> **PROBLEM DETAILS**:
Please give the entries again in full and exactly, without any picture.

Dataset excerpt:
-*-

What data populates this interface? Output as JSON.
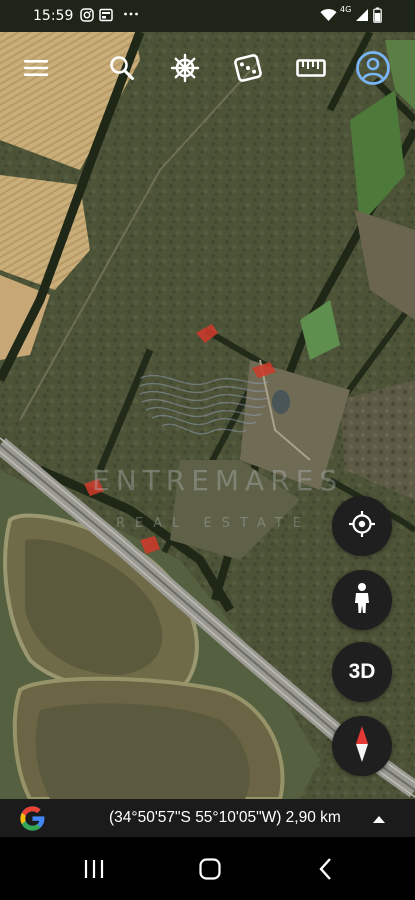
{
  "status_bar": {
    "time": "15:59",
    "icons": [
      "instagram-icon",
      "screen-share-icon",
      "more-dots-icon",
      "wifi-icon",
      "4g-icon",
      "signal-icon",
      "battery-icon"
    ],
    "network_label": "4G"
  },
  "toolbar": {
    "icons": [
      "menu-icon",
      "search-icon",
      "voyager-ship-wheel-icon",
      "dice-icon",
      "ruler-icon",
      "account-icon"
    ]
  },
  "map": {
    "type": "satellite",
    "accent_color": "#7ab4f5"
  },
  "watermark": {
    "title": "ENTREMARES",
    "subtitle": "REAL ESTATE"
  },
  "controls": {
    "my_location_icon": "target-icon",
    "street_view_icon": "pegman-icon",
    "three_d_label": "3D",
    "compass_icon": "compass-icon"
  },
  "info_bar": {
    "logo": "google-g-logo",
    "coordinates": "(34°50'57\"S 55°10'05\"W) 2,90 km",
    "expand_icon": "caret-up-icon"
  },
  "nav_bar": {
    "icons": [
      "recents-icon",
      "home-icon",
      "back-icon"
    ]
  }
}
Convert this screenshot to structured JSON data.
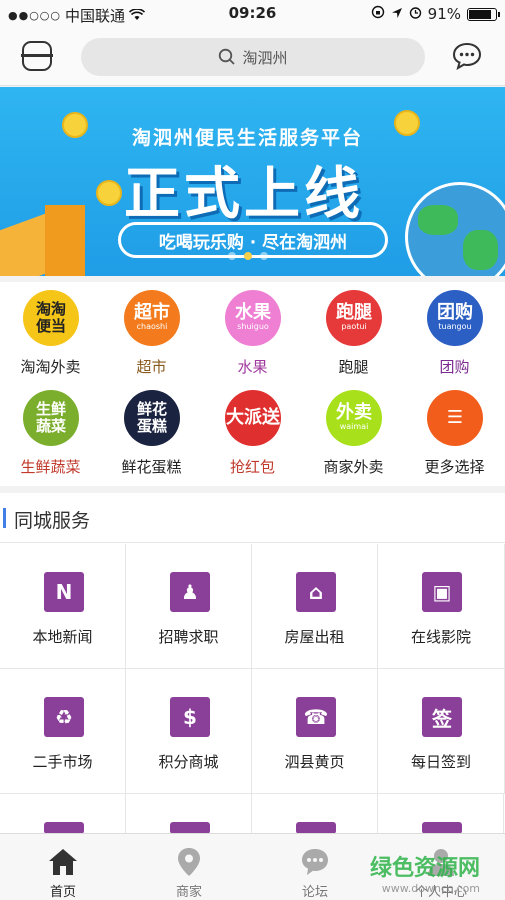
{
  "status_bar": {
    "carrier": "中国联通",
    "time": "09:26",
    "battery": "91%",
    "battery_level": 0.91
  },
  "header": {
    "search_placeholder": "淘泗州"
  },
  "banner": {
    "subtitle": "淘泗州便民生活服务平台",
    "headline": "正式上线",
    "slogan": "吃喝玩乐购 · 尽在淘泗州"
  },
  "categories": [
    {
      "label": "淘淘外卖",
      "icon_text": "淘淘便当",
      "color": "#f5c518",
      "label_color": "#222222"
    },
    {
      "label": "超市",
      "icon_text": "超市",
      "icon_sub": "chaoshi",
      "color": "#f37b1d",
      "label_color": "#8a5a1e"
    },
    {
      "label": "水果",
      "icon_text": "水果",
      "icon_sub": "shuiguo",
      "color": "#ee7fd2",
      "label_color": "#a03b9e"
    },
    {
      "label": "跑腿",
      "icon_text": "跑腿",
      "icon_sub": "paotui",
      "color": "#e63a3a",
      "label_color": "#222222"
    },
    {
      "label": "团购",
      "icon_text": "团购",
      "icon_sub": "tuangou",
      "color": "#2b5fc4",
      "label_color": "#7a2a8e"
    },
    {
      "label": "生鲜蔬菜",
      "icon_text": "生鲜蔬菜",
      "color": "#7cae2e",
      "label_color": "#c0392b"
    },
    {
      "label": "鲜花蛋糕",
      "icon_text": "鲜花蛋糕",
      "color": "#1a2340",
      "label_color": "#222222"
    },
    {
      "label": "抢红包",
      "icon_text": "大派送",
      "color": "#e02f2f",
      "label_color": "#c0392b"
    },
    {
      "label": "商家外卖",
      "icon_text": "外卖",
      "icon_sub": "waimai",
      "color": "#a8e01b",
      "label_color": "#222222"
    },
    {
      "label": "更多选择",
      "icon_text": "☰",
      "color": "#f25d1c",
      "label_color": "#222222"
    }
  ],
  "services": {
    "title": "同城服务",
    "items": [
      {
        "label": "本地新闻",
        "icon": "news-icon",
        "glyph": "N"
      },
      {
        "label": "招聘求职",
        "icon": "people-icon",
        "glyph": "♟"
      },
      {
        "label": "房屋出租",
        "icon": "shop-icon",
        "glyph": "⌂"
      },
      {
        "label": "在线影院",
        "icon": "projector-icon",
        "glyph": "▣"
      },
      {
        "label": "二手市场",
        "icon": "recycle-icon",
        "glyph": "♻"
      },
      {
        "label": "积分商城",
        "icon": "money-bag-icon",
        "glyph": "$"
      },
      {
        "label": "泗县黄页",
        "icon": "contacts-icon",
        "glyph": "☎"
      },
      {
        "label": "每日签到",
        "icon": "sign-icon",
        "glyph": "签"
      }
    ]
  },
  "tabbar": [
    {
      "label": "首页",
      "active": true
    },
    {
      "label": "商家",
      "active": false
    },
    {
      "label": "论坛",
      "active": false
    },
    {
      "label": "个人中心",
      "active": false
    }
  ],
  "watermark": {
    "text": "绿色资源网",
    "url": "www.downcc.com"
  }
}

-*-

> **RESPONSE FOR THIS EXERCISE**:
What data populates this interface? Output as JSON.
{
  "status_bar": {
    "time": "15:59",
    "icons": [
      "instagram-icon",
      "screen-share-icon",
      "more-dots-icon",
      "wifi-icon",
      "4g-icon",
      "signal-icon",
      "battery-icon"
    ],
    "network_label": "4G"
  },
  "toolbar": {
    "icons": [
      "menu-icon",
      "search-icon",
      "voyager-ship-wheel-icon",
      "dice-icon",
      "ruler-icon",
      "account-icon"
    ]
  },
  "map": {
    "type": "satellite",
    "accent_color": "#7ab4f5"
  },
  "watermark": {
    "title": "ENTREMARES",
    "subtitle": "REAL ESTATE"
  },
  "controls": {
    "my_location_icon": "target-icon",
    "street_view_icon": "pegman-icon",
    "three_d_label": "3D",
    "compass_icon": "compass-icon"
  },
  "info_bar": {
    "logo": "google-g-logo",
    "coordinates": "(34°50'57\"S 55°10'05\"W) 2,90 km",
    "expand_icon": "caret-up-icon"
  },
  "nav_bar": {
    "icons": [
      "recents-icon",
      "home-icon",
      "back-icon"
    ]
  }
}
Convert this screenshot to structured JSON data.
{
  "status_bar": {
    "carrier": "中国联通",
    "time": "09:26",
    "battery": "91%",
    "battery_level": 0.91
  },
  "header": {
    "search_placeholder": "淘泗州"
  },
  "banner": {
    "subtitle": "淘泗州便民生活服务平台",
    "headline": "正式上线",
    "slogan": "吃喝玩乐购 · 尽在淘泗州"
  },
  "categories": [
    {
      "label": "淘淘外卖",
      "icon_text": "淘淘便当",
      "color": "#f5c518",
      "label_color": "#222222"
    },
    {
      "label": "超市",
      "icon_text": "超市",
      "icon_sub": "chaoshi",
      "color": "#f37b1d",
      "label_color": "#8a5a1e"
    },
    {
      "label": "水果",
      "icon_text": "水果",
      "icon_sub": "shuiguo",
      "color": "#ee7fd2",
      "label_color": "#a03b9e"
    },
    {
      "label": "跑腿",
      "icon_text": "跑腿",
      "icon_sub": "paotui",
      "color": "#e63a3a",
      "label_color": "#222222"
    },
    {
      "label": "团购",
      "icon_text": "团购",
      "icon_sub": "tuangou",
      "color": "#2b5fc4",
      "label_color": "#7a2a8e"
    },
    {
      "label": "生鲜蔬菜",
      "icon_text": "生鲜蔬菜",
      "color": "#7cae2e",
      "label_color": "#c0392b"
    },
    {
      "label": "鲜花蛋糕",
      "icon_text": "鲜花蛋糕",
      "color": "#1a2340",
      "label_color": "#222222"
    },
    {
      "label": "抢红包",
      "icon_text": "大派送",
      "color": "#e02f2f",
      "label_color": "#c0392b"
    },
    {
      "label": "商家外卖",
      "icon_text": "外卖",
      "icon_sub": "waimai",
      "color": "#a8e01b",
      "label_color": "#222222"
    },
    {
      "label": "更多选择",
      "icon_text": "☰",
      "color": "#f25d1c",
      "label_color": "#222222"
    }
  ],
  "services": {
    "title": "同城服务",
    "items": [
      {
        "label": "本地新闻",
        "icon": "news-icon",
        "glyph": "N"
      },
      {
        "label": "招聘求职",
        "icon": "people-icon",
        "glyph": "♟"
      },
      {
        "label": "房屋出租",
        "icon": "shop-icon",
        "glyph": "⌂"
      },
      {
        "label": "在线影院",
        "icon": "projector-icon",
        "glyph": "▣"
      },
      {
        "label": "二手市场",
        "icon": "recycle-icon",
        "glyph": "♻"
      },
      {
        "label": "积分商城",
        "icon": "money-bag-icon",
        "glyph": "$"
      },
      {
        "label": "泗县黄页",
        "icon": "contacts-icon",
        "glyph": "☎"
      },
      {
        "label": "每日签到",
        "icon": "sign-icon",
        "glyph": "签"
      }
    ]
  },
  "tabbar": [
    {
      "label": "首页",
      "active": true
    },
    {
      "label": "商家",
      "active": false
    },
    {
      "label": "论坛",
      "active": false
    },
    {
      "label": "个人中心",
      "active": false
    }
  ],
  "watermark": {
    "text": "绿色资源网",
    "url": "www.downcc.com"
  }
}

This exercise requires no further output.